* To do:
Continue the GitHub API integration guide below, starting right after its final line.
** START Source text **
GitHub API Integration

Configure HTTP Pull to retrieve data from GitHub API endpoints with authentication, pagination, and time-based filtering.

Overview

GitHub’s REST API provides comprehensive access to repository data, organization events, issues, pull requests, and more. The Edge Delta HTTP Pull source can efficiently retrieve this data using GitHub’s standard pagination and authentication mechanisms.

Authentication

GitHub requires authentication for most API endpoints. Use a personal access token (PAT) or GitHub App token stored in environment variables.

header_expressions:
  Authorization: Concat(["Bearer ", EDXEnv("GITHUB_TOKEN", "")], "")

Basic GitHub Events Pull

Monitor organization events with dynamic time windows:

nodes:
- name: github_events
  type: http_pull_input
  endpoint: https://api.github.com/orgs/edgedelta/events
  method: GET

  # Headers
  headers:
    - header: Accept
      value: application/vnd.github.v3+json

  # Dynamic authentication
  header_expressions:
    Authorization: Concat(["Bearer ", EDXEnv("GITHUB_TOKEN", "")], "")

  # Time-based filtering
  parameter_expressions:
    since: FormatTime(Now() - Duration("10m"), "%Y-%m-%dT%H:%M:%SZ")
    per_page: "100"

  pull_interval: 5m

This configuration:

  • Polls GitHub every 5 minutes
  • Retrieves events from the last 10 minutes (overlapping windows)
  • Uses secure token authentication from environment variables
  • Requests up to 100 events per page

Repository Data with Pagination

Retrieve all repositories from an organization using Link header pagination:

nodes:
- name: github_repos
  type: http_pull_input
  endpoint: https://api.github.com/orgs/edgedelta/repos
  method: GET

  header_expressions:
    Authorization: Concat(["Bearer ", EDXEnv("GITHUB_TOKEN", "")], "")

  parameter_expressions:
    per_page: "100"
    sort: "updated"
    direction: "desc"

  # Automatic pagination
  pagination:
    link_relation: "next"
    max_parallel_requests: 3

  pull_interval: 1h

GitHub returns Link headers like:

Link: <https://api.github.com/organizations/123/repos?page=2>; rel="next",
      <https://api.github.com/organizations/123/repos?page=10>; rel="last"

The agent automatically follows these links to retrieve all pages.

Pull Requests Monitoring

Monitor pull requests across repositories:

nodes:
- name: github_pull_requests
  type: http_pull_input
  endpoint: https://api.github.com/repos/edgedelta/edgedelta/pulls
  method: GET

  header_expressions:
    Authorization: Concat(["Bearer ", EDXEnv("GITHUB_TOKEN", "")], "")

  parameters:
    - name: state
      value: "all"

  parameter_expressions:
    since: FormatTime(Now() - Duration("24h"), "%Y-%m-%dT%H:%M:%SZ")
    per_page: "50"

  pagination:
    link_relation: "next"
** END Source text **
** START Excerpted data **
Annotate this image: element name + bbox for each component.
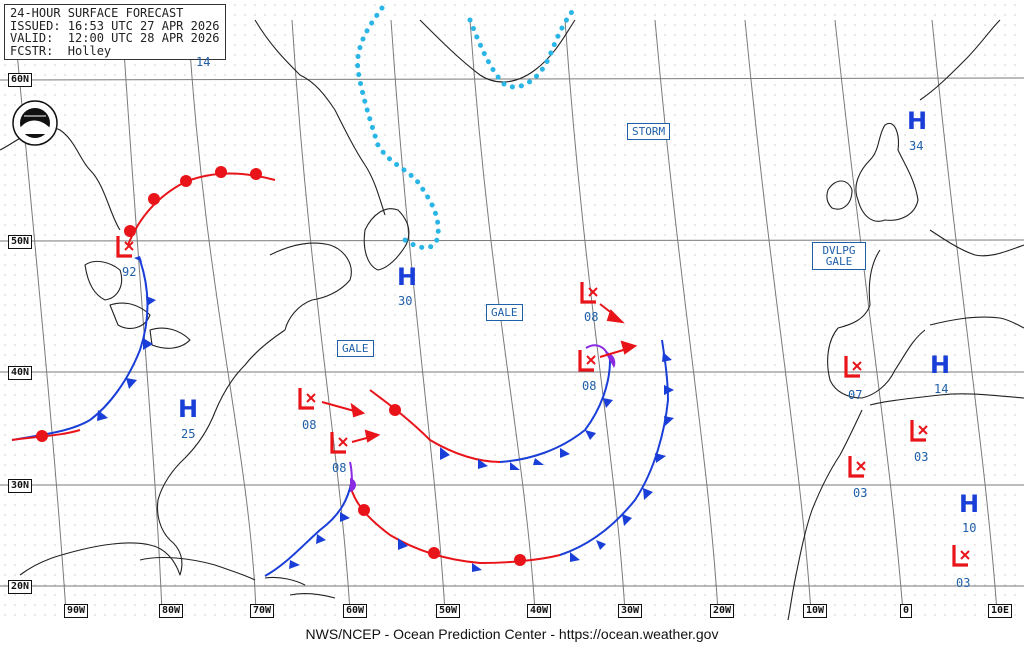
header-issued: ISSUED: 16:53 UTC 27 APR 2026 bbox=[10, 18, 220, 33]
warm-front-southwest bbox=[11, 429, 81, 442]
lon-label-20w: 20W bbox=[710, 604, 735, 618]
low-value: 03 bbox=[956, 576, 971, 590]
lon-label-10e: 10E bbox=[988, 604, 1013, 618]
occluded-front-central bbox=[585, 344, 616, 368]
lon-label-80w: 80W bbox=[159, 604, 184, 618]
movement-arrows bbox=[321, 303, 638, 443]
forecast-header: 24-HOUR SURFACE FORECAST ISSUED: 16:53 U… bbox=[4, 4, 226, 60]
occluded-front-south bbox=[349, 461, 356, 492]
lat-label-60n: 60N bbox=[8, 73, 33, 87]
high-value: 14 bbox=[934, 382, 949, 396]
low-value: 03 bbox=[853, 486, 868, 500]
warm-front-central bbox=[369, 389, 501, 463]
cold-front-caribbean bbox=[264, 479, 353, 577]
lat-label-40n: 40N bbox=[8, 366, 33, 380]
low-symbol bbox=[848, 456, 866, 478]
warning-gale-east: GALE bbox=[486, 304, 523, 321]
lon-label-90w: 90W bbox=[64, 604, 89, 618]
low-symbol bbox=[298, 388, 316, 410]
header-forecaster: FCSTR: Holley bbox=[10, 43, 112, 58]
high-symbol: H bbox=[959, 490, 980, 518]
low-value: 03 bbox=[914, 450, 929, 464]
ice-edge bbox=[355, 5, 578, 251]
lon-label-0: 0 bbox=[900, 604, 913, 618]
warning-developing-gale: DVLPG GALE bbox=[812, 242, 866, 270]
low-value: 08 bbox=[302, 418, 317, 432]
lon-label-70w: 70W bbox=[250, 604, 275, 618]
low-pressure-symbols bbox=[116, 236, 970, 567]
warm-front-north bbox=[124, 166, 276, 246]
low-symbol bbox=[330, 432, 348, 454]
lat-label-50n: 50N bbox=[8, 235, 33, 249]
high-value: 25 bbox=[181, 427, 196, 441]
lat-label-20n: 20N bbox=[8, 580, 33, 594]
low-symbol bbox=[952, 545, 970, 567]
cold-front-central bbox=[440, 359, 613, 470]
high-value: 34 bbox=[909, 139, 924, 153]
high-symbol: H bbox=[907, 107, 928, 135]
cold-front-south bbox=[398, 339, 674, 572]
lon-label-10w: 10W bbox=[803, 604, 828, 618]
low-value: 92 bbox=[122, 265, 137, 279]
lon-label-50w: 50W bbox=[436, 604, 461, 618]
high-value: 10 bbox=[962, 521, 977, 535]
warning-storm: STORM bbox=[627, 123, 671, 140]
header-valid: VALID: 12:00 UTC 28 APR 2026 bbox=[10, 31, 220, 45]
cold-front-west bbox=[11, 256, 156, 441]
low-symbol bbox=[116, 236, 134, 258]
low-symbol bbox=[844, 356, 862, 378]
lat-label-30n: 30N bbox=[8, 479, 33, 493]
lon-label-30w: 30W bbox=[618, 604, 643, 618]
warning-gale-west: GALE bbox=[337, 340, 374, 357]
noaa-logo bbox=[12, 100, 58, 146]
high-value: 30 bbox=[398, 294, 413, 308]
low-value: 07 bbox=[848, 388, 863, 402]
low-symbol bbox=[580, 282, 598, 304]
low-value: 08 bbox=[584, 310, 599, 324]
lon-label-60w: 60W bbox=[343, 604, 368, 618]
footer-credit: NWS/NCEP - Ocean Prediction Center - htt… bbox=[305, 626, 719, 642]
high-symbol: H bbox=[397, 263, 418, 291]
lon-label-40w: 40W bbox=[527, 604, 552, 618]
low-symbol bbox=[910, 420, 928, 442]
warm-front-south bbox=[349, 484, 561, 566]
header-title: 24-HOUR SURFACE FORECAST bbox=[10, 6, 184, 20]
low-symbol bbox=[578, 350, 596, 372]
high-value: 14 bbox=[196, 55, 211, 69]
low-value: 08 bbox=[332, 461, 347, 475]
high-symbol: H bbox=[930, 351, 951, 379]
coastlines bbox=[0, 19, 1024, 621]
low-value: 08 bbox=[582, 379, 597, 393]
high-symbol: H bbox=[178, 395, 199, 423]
** END Excerpted data **
* In response:
    max_parallel_requests: 2

  pull_interval: 15m

Issues and Comments

Track issues and their comments:

nodes:
- name: github_issues
  type: http_pull_input
  endpoint: https://api.github.com/repos/edgedelta/edgedelta/issues
  method: GET

  header_expressions:
    Authorization: Concat(["Bearer ", EDXEnv("GITHUB_TOKEN", "")], "")

  parameters:
    - name: state
      value: "all"
    - name: sort
      value: "updated"

  parameter_expressions:
    since: FormatTime(Now() - Duration("1h"), "%Y-%m-%dT%H:%M:%SZ")
    per_page: "100"

  pagination:
    link_relation: "next"

  pull_interval: 10m

Commit Activity

Monitor repository commits:

nodes:
- name: github_commits
  type: http_pull_input
  endpoint: https://api.github.com/repos/edgedelta/edgedelta/commits
  method: GET

  header_expressions:
    Authorization: Concat(["Bearer ", EDXEnv("GITHUB_TOKEN", "")], "")

  parameter_expressions:
    since: FormatTime(Now() - Duration("6h"), "%Y-%m-%dT%H:%M:%SZ")
    per_page: "100"

  pagination:
    link_relation: "next"
    max_parallel_requests: 2

  pull_interval: 30m

Workflow Runs (GitHub Actions)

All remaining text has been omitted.